(Figure dataset records)
* * *

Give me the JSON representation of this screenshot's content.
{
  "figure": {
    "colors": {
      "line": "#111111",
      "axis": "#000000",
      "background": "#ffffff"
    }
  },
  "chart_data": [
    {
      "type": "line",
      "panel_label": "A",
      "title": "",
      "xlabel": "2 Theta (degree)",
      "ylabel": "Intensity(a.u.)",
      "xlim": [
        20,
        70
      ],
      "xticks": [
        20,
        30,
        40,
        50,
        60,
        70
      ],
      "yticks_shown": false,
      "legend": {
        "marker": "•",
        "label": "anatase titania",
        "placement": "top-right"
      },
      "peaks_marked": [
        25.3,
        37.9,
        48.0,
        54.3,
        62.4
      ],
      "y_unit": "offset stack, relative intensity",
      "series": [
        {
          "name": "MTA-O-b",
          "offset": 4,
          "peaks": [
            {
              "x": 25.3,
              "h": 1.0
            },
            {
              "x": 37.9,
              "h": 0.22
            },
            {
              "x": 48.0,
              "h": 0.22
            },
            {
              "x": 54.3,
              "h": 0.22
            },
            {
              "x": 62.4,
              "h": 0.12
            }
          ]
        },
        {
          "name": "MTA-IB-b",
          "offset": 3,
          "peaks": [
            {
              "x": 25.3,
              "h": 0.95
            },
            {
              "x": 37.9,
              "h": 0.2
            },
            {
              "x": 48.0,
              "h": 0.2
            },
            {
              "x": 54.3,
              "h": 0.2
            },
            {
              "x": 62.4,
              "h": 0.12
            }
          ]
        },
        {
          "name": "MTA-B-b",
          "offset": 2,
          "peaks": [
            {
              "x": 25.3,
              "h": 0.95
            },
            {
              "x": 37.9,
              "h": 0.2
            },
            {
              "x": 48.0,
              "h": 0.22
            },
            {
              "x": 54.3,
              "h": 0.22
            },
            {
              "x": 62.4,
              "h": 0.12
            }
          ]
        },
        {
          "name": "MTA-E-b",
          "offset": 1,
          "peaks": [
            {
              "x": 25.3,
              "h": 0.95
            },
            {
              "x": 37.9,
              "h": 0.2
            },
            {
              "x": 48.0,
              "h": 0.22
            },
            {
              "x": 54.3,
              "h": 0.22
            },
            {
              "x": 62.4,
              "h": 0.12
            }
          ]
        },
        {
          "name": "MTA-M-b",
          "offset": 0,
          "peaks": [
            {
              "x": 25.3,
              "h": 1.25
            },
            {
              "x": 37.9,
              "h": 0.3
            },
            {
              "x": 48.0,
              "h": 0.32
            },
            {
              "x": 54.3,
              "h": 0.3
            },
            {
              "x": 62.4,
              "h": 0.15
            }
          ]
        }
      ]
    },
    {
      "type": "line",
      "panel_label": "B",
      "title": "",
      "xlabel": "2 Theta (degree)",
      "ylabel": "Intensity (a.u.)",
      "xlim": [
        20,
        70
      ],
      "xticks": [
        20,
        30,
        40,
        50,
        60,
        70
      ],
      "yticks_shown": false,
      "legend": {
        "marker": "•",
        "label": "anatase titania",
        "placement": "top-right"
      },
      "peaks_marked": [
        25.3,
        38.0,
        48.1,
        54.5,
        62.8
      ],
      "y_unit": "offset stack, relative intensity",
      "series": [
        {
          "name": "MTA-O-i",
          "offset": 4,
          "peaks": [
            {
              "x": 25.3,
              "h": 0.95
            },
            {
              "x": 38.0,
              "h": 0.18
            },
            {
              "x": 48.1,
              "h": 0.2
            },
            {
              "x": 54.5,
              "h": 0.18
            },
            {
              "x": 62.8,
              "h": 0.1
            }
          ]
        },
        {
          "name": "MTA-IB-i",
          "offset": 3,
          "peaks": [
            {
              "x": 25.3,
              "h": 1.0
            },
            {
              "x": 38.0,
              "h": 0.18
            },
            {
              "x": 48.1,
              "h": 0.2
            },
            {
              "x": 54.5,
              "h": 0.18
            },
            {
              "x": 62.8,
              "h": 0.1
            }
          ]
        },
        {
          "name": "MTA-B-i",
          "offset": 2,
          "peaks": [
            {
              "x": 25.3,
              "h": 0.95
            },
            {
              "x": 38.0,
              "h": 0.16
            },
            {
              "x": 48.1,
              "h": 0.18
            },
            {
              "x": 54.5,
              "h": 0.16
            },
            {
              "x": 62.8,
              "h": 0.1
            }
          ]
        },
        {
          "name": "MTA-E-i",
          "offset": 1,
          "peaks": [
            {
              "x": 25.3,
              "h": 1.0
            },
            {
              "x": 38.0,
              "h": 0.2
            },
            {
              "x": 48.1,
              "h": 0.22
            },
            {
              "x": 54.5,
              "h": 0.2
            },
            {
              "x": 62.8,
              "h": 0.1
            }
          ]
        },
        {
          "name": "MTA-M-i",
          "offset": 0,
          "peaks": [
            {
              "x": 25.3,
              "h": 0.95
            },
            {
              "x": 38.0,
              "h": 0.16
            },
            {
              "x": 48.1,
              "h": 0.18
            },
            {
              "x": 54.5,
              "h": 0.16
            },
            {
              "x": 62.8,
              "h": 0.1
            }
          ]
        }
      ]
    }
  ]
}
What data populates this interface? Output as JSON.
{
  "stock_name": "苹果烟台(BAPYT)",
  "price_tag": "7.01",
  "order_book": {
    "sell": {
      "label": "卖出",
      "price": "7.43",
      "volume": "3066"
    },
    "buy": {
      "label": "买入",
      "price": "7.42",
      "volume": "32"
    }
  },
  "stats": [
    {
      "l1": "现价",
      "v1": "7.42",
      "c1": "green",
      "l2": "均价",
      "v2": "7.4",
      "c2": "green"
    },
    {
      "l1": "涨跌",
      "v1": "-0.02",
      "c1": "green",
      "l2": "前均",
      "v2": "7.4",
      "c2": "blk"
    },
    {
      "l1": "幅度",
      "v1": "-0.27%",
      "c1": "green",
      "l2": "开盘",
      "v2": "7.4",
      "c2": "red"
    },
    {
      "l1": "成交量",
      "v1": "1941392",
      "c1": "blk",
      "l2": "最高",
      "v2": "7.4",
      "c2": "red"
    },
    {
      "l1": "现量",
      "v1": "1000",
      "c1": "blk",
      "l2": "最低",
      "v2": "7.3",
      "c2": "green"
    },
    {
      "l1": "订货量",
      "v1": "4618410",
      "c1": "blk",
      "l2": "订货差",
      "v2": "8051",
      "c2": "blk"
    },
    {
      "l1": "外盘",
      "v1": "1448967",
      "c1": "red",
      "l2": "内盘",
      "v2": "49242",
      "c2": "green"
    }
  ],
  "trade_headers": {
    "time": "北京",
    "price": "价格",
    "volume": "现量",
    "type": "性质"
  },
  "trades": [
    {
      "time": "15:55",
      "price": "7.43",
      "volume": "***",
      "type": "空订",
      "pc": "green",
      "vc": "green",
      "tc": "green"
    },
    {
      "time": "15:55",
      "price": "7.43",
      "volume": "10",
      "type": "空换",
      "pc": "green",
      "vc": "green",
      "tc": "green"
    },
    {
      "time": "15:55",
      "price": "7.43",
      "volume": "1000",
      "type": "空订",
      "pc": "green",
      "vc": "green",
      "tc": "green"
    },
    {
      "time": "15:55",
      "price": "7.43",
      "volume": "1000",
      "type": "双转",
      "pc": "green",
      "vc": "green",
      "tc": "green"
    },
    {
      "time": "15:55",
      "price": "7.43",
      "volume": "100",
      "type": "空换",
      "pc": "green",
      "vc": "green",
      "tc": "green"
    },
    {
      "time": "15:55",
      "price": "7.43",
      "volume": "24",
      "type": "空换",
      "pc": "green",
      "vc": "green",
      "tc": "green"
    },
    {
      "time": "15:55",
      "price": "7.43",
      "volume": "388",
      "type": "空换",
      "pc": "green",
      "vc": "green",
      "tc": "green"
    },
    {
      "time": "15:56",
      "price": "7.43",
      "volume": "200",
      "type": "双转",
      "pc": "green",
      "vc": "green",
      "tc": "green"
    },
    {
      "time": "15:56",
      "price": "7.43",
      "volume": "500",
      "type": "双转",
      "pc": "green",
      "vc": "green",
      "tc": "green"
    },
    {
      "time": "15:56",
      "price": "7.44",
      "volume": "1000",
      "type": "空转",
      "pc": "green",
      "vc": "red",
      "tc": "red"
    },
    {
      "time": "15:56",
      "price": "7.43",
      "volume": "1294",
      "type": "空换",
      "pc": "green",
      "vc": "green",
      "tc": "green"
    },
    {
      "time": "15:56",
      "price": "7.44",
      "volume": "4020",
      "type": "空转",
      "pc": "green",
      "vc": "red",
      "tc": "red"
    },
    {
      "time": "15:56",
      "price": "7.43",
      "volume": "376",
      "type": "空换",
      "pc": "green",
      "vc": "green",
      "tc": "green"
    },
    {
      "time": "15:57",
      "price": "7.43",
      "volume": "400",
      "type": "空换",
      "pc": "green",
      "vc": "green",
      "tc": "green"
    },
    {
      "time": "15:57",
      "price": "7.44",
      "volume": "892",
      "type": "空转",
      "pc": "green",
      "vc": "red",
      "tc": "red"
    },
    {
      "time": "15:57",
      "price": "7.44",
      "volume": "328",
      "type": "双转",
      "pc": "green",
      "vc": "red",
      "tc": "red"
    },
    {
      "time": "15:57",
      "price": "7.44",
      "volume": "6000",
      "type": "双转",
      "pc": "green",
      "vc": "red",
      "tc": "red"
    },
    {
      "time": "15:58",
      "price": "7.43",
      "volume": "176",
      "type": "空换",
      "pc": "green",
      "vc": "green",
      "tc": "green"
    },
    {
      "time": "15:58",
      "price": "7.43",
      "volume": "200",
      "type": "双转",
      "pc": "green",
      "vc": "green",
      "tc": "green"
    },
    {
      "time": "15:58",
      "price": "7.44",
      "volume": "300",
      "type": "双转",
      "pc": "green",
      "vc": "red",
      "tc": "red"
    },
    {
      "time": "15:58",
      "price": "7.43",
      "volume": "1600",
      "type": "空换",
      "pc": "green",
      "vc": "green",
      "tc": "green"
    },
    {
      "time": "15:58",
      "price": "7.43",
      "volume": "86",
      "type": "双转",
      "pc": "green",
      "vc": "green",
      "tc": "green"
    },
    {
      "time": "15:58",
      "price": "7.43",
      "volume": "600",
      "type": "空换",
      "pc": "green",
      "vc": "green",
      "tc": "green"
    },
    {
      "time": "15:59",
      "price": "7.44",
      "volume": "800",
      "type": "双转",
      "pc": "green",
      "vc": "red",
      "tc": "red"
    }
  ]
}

* * *

■ **Set exercise**
All lines of the data above that include the word "this" must be shown.

■ **Expected answer**
Give me the JSON representation of this screenshot's content.
What data populates this interface? Output as JSON.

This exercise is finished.